Job:
Note each line where "this" appears, and copy it.

Entries provided:
————————
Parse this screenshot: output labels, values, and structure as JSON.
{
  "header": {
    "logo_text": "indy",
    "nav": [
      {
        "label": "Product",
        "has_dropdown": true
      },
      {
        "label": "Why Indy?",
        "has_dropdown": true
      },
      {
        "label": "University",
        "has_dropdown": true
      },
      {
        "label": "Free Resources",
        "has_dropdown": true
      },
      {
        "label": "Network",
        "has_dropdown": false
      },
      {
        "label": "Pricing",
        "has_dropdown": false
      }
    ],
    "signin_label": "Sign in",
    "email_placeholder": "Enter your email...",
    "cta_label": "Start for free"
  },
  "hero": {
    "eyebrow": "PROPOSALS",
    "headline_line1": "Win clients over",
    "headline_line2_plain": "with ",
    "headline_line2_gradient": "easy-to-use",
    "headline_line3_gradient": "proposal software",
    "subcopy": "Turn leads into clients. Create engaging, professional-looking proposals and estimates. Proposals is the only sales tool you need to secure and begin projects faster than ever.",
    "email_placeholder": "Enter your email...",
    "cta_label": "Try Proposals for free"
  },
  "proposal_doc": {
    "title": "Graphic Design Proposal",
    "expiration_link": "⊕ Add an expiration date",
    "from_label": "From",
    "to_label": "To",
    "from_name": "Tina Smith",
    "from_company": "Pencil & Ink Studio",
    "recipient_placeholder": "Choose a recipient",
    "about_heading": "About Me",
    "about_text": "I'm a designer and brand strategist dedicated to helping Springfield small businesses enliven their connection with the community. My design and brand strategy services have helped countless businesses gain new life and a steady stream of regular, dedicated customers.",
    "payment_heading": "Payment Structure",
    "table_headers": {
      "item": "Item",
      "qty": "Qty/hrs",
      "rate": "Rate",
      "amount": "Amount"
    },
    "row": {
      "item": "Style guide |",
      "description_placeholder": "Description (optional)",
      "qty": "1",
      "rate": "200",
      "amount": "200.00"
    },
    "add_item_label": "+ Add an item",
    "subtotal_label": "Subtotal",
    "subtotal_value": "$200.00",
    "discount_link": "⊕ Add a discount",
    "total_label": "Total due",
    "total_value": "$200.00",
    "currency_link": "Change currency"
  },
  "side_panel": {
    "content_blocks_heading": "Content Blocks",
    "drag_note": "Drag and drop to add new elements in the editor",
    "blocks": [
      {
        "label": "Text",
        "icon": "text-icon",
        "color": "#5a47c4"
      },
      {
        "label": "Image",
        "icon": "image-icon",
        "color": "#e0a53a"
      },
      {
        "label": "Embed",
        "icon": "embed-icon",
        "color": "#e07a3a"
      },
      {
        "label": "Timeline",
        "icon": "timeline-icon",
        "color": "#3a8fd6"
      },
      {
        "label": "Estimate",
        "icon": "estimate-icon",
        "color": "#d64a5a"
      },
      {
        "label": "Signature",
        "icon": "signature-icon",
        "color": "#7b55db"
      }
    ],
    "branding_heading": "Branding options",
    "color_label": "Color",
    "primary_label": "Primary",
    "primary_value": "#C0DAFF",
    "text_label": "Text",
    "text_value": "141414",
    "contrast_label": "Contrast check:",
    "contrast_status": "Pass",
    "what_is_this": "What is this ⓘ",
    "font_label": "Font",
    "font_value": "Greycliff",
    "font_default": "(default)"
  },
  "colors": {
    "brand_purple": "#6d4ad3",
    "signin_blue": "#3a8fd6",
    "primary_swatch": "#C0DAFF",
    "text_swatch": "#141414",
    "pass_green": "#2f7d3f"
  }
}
————————
Response:
Parse this screenshot: output labels, values, and structure as JSON.
    "what_is_this": "What is this ⓘ",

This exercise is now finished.